→ **What you need to do**:
Produce an exact copy of all the data below, dropping every image.

→ **Extracted entries**:
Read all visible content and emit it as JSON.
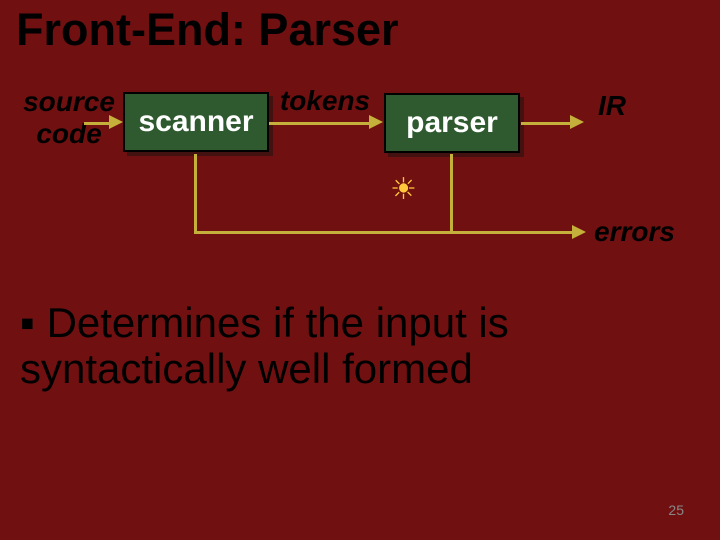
{
  "title": "Front-End: Parser",
  "diagram": {
    "source_label": "source\ncode",
    "scanner_box": "scanner",
    "tokens_label": "tokens",
    "parser_box": "parser",
    "ir_label": "IR",
    "errors_label": "errors"
  },
  "bullets": {
    "item1": "Determines if the input is syntactically well formed"
  },
  "page_number": "25"
}
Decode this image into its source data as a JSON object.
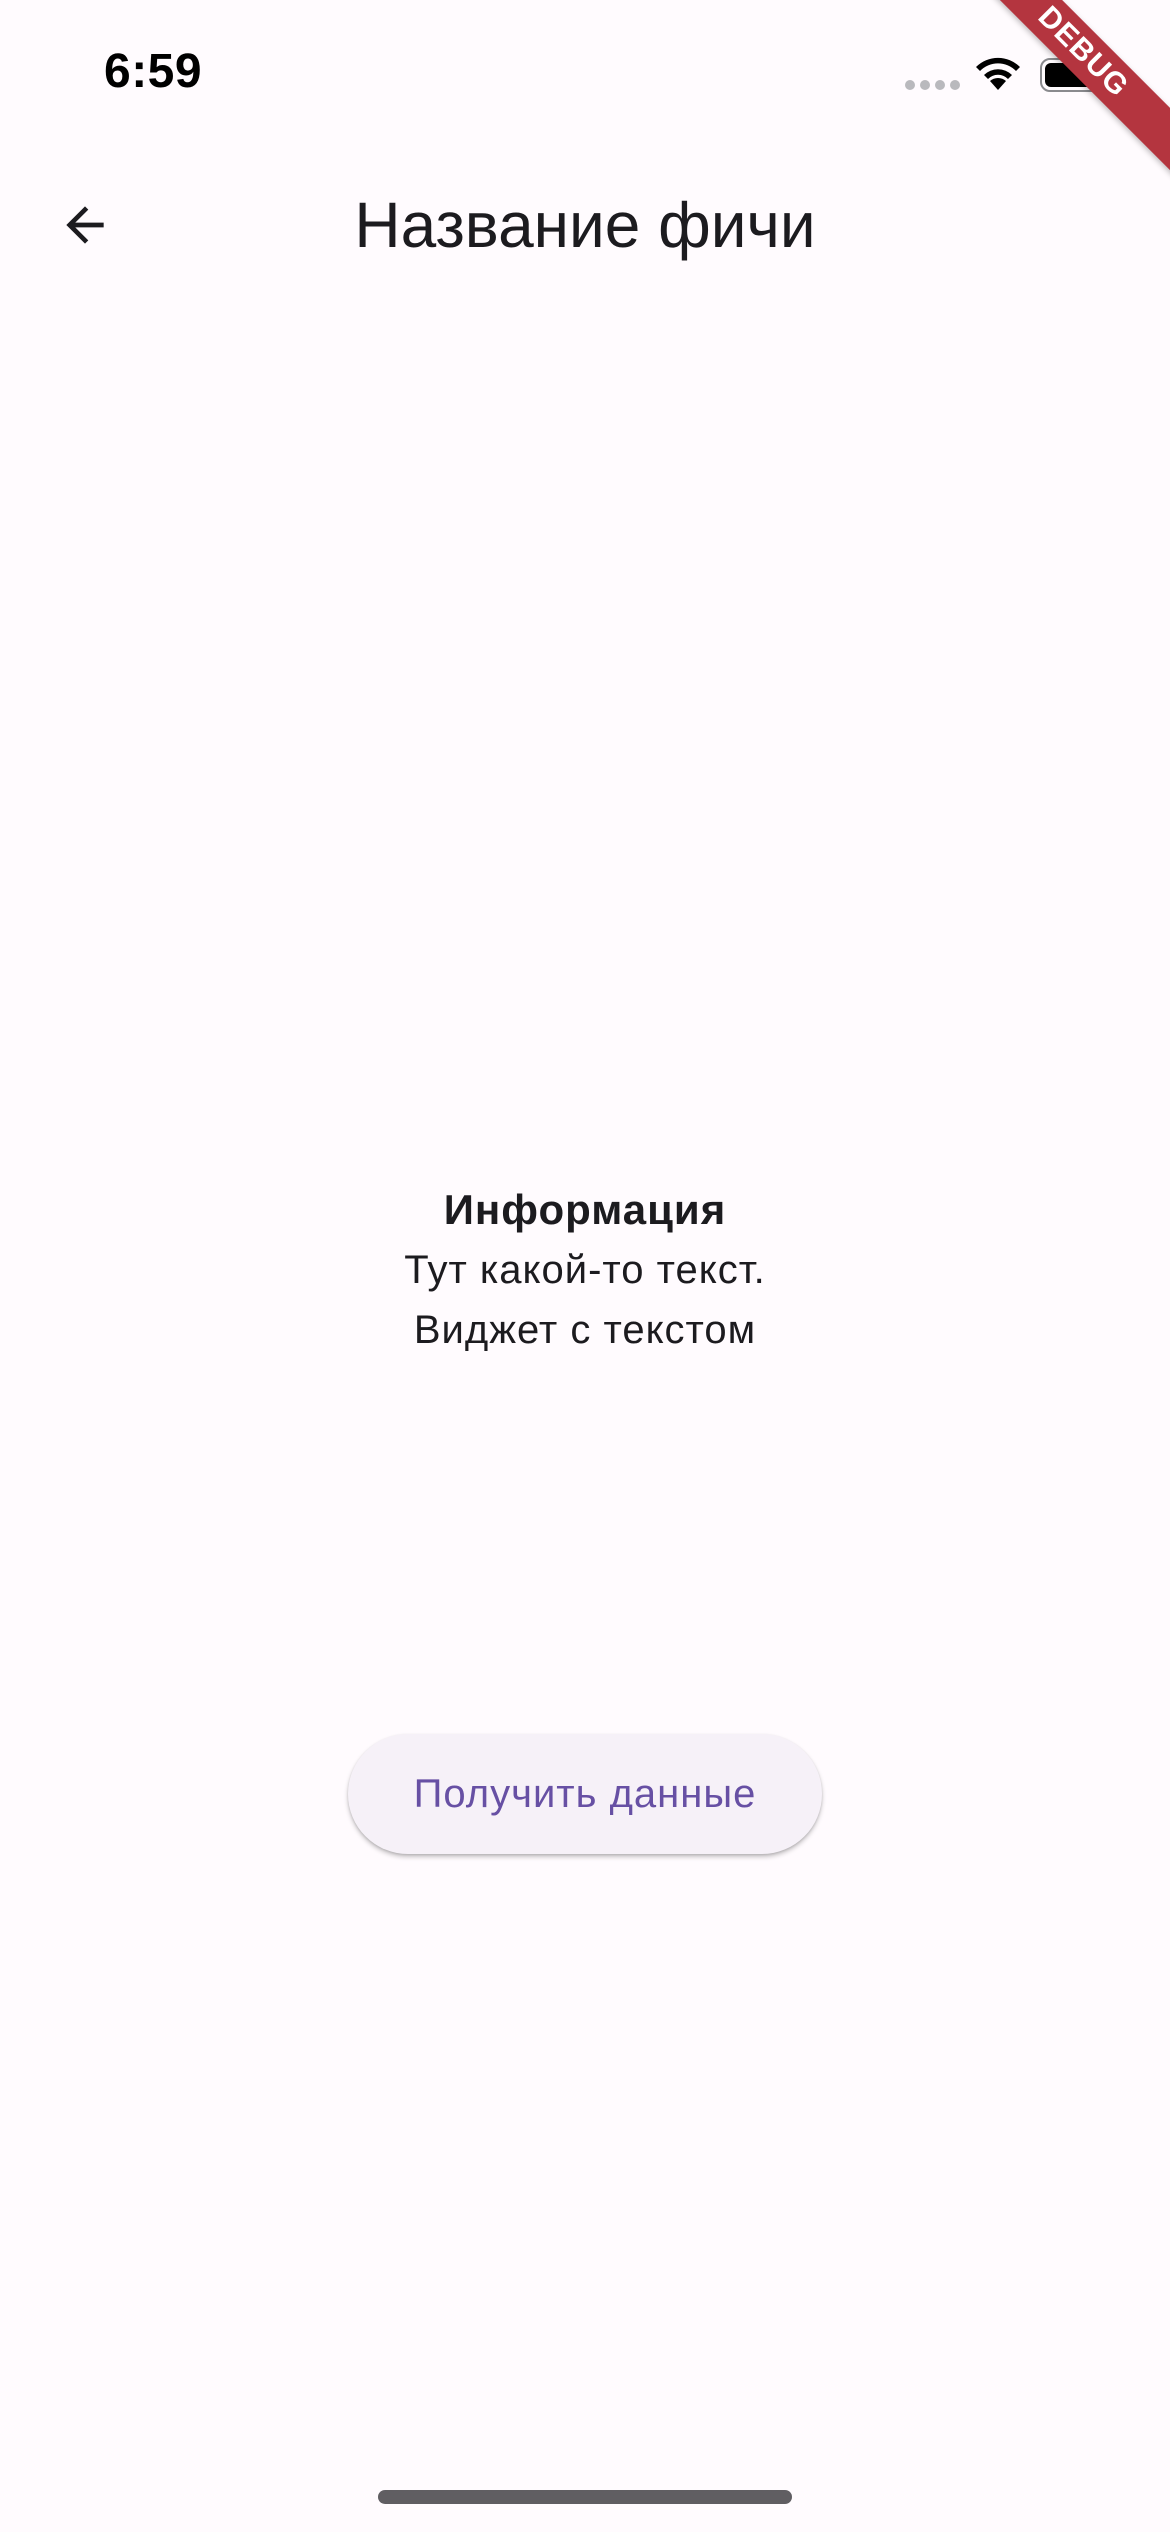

→ **Written answer**:
Read all visible content and emit it as JSON.
{
  "title": "Front-End: Parser",
  "diagram": {
    "source_label": "source\ncode",
    "scanner_box": "scanner",
    "tokens_label": "tokens",
    "parser_box": "parser",
    "ir_label": "IR",
    "errors_label": "errors"
  },
  "bullets": {
    "item1": "Determines if the input is syntactically well formed"
  },
  "page_number": "25"
}
Decode this image into its source data as a JSON object.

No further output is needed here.